Set exercise
Locate every line in the records below that holds the word "colors" and return each one.

═════ Material provided

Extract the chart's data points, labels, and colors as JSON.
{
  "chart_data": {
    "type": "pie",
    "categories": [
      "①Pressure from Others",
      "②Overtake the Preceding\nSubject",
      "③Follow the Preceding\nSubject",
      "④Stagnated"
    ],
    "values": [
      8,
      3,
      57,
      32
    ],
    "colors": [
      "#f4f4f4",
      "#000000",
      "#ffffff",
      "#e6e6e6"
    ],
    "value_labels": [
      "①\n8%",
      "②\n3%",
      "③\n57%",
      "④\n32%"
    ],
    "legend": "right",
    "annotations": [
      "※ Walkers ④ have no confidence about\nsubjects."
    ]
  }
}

══════════
═════ Material provided

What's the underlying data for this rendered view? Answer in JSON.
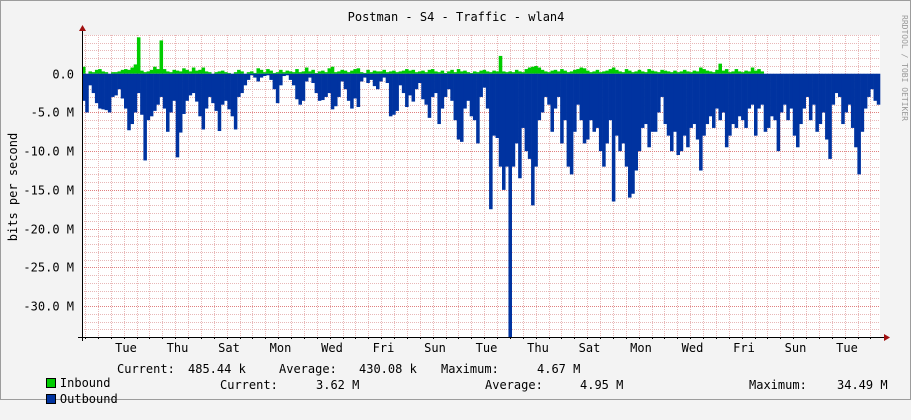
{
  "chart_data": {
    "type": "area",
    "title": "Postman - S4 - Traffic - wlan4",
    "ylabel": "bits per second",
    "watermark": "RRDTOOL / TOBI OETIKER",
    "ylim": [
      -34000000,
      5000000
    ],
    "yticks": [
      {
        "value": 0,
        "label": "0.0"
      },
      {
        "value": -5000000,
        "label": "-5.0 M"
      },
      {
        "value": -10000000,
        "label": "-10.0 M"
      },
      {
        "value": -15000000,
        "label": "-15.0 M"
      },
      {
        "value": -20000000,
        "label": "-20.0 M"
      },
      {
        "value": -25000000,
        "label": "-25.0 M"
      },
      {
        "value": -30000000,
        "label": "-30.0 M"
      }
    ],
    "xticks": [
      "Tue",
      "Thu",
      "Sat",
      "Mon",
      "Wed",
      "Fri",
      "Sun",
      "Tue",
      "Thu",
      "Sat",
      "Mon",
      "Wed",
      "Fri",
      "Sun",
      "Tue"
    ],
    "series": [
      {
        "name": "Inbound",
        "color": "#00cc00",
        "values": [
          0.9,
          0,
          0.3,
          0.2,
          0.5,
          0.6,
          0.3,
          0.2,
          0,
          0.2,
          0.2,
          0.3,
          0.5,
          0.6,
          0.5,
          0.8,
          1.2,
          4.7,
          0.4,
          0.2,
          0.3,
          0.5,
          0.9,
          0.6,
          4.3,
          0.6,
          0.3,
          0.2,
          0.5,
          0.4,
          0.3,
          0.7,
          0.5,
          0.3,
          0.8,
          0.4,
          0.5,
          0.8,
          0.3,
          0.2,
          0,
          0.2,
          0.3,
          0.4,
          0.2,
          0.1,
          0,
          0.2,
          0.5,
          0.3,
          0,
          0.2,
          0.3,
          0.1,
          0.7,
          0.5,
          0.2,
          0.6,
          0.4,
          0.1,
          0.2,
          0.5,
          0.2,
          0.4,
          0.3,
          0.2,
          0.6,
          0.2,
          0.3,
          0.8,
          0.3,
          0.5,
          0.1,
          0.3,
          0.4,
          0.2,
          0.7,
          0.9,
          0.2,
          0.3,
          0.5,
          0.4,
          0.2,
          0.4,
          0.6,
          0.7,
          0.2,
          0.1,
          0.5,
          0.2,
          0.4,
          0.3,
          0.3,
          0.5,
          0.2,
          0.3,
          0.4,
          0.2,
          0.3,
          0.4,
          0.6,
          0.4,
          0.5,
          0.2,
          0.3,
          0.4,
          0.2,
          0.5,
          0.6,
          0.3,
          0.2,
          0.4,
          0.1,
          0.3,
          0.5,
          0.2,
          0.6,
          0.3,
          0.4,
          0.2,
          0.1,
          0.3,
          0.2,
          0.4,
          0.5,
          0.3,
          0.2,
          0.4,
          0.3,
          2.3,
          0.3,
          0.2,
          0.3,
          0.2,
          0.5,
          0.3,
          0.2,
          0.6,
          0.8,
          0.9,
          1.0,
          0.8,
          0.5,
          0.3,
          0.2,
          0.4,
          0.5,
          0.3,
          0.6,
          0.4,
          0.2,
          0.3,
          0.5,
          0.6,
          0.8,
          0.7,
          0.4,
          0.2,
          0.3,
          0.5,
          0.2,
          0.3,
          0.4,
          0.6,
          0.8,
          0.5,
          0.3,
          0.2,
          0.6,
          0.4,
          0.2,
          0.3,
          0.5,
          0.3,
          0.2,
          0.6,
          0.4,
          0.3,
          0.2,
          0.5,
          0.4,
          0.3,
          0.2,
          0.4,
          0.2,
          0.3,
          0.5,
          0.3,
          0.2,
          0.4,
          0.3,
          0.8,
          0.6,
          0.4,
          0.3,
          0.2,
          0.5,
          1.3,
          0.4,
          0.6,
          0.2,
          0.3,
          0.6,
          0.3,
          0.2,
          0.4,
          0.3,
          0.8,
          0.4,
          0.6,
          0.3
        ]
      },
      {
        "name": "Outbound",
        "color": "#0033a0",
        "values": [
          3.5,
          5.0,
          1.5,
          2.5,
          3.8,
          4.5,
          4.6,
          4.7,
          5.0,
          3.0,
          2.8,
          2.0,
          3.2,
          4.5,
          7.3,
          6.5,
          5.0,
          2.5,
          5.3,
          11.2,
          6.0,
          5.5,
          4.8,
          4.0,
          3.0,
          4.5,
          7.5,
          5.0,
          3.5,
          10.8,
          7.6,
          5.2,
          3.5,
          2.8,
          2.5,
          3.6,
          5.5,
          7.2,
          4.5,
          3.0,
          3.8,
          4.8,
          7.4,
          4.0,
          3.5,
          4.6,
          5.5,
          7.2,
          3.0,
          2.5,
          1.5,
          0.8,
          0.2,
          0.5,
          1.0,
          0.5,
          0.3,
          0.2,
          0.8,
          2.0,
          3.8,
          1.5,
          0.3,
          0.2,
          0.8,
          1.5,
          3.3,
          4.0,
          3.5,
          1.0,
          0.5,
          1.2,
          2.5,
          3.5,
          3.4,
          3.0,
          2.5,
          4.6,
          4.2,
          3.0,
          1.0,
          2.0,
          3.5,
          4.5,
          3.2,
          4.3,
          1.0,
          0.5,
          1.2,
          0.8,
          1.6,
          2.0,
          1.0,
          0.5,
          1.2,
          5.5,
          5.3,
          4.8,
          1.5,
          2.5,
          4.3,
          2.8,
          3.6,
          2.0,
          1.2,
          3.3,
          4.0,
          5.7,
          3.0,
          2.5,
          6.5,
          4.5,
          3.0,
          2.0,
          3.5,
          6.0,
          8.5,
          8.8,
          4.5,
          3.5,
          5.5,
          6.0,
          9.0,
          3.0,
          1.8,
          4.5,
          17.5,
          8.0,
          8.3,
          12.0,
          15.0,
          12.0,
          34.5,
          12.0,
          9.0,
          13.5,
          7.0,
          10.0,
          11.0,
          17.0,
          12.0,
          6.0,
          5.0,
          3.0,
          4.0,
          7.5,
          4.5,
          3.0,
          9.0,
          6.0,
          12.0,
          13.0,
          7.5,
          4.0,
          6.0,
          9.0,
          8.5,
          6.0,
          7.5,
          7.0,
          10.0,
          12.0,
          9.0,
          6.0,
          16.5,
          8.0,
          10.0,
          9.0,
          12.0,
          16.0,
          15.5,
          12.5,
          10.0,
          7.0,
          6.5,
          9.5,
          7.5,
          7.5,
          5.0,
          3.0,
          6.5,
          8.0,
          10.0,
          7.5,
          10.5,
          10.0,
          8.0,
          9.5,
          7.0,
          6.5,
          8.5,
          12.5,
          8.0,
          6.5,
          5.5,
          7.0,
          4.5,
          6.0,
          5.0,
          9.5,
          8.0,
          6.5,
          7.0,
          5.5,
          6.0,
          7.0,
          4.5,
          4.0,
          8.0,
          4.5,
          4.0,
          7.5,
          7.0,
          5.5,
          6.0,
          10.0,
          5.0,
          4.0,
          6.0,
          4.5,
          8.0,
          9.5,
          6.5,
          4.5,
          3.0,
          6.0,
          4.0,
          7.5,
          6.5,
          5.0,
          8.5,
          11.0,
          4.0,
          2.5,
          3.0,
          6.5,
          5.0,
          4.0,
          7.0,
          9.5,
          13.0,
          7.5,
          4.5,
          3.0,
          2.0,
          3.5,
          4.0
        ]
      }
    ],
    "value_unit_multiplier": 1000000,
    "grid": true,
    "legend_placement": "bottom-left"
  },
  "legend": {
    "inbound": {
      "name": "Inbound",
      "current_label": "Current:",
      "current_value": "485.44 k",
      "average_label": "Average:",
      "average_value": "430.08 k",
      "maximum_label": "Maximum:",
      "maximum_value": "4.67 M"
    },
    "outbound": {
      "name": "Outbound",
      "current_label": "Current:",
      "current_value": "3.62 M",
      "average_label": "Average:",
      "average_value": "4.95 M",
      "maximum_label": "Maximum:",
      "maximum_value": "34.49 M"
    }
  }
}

══════════

Answer to the problem
Extract the chart's data points, labels, and colors as JSON.
    "colors": [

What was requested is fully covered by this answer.